• TEXTE SOURCE
====

Thursday, May 08, 2008

Plaine-des-Papayes accueille le 2e Salon d’été


L'Express. Article publié le Dimanche 20 avril 2008.

Une soixante d’œuvres artistiques dûment sélectionnées attend les amateurs d’art à Plaine-des-Papayes, dans le cadre du deuxième Salon d’été. Un millésime inoubliable…

Diversité des différentes écoles et tendances artistiques imprègnent les oeuvres exposées jusqu’au 30 avril au complexe administratif de Plaine-des-Papayes.
Diversité des différentes écoles et tendances artistiques imprègnent les oeuvres exposées jusqu’au 30 avril au complexe administratif de Plaine-des-Papayes.
L’an passé, les responsables de la Galerie d’Art nationale (GAN), Thivynaidoo Pernumal Naiken en tête, donnaient rendez-vous aux amateurs des Beaux-Arts, à la nouvelle galerie municipale de Quatre-Bornes, pour son premier Salon d’été. Un an après, ils nous convient de nouveau, mais cette fois-ci à la Plaine-des-Papayes, après avoir obtenu, à cet effet, la précieuse collaboration du conseil des districts du Nord.

====

• DONNÉES FOURNIES
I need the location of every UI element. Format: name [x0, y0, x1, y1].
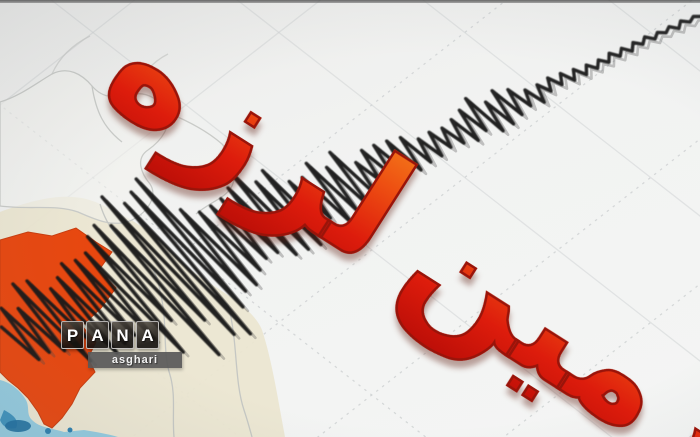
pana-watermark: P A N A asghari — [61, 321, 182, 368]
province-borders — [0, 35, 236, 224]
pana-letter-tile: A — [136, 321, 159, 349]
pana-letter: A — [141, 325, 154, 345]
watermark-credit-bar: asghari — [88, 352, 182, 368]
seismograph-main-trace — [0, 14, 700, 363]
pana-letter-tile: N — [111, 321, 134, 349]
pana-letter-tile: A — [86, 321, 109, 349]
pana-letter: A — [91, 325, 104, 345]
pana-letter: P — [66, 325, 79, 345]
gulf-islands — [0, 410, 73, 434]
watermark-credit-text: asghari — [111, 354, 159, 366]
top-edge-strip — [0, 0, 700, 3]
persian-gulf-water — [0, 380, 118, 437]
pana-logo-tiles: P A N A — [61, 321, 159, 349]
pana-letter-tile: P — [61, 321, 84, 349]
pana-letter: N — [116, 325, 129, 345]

====

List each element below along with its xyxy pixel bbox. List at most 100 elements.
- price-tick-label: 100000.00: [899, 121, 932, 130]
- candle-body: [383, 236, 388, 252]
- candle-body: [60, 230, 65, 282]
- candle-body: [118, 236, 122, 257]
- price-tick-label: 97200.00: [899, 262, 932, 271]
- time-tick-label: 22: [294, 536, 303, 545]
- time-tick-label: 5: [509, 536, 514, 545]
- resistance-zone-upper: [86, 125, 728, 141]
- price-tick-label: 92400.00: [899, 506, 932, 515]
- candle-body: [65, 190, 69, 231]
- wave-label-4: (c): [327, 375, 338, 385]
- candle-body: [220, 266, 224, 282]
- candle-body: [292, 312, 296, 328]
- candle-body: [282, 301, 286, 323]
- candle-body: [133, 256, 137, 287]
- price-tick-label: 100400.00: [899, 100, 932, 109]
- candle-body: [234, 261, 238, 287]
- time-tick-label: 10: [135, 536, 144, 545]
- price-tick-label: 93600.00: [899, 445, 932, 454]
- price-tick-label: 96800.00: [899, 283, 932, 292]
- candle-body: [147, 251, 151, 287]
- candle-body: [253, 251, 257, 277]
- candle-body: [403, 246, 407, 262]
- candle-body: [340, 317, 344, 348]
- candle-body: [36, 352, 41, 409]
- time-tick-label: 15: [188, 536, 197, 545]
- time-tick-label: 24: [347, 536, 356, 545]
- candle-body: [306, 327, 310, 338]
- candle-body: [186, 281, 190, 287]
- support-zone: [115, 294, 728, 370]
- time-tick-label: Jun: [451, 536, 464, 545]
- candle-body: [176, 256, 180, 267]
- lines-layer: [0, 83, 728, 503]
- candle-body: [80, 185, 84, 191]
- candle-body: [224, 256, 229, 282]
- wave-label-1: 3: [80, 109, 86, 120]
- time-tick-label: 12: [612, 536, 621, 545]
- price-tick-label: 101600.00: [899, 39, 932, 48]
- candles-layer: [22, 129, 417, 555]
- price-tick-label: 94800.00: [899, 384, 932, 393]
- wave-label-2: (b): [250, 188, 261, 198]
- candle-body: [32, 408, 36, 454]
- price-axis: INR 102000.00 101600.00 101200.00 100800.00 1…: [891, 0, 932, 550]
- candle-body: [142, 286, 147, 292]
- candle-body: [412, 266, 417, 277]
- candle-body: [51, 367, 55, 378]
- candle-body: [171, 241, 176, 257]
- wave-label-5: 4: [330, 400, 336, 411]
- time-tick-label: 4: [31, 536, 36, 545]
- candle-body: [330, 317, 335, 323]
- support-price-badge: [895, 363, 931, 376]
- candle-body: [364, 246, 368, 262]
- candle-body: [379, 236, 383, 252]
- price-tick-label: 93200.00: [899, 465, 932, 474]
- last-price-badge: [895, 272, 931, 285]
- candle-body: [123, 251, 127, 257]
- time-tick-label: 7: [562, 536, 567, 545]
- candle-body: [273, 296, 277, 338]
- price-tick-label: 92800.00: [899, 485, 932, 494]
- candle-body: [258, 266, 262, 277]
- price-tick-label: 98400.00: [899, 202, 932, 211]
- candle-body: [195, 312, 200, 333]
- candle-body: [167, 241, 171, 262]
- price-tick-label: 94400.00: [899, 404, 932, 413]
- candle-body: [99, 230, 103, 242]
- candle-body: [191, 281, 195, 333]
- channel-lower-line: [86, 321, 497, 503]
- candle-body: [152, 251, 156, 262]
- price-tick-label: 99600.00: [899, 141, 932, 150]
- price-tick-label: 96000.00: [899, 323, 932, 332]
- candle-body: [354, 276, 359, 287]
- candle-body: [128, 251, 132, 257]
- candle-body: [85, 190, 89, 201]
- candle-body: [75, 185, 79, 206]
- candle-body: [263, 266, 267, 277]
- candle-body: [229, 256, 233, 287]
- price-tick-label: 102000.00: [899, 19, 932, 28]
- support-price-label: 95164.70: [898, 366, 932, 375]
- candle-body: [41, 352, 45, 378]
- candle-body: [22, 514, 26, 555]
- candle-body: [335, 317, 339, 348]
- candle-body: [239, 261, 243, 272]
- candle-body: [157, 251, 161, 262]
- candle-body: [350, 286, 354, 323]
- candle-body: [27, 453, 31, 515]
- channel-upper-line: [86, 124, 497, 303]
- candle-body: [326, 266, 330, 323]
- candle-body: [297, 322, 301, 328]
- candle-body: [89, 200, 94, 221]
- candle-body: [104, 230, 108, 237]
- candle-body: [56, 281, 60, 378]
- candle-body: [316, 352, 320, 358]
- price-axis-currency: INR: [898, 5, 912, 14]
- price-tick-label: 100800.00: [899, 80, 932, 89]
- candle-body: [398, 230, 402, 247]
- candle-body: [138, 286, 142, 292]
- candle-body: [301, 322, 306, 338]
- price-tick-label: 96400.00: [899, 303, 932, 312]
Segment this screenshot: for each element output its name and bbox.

====

• ÉNONCÉ DU PROBLÈME
Selon l'article sur le Salon d'été, qu'est-ce qui a permis aux responsables de la Galerie d'Art nationale d'accueillir la deuxième édition à Plaine-des-Papayes ? Répondez en une à trois phrases.

• RÉSULTAT DE L'EXERCICE
Les responsables de la Galerie d'Art nationale ont pu tenir le deuxième Salon d'été à Plaine-des-Papayes parce qu'ils avaient obtenu, à cet effet, la collaboration du conseil des districts du Nord.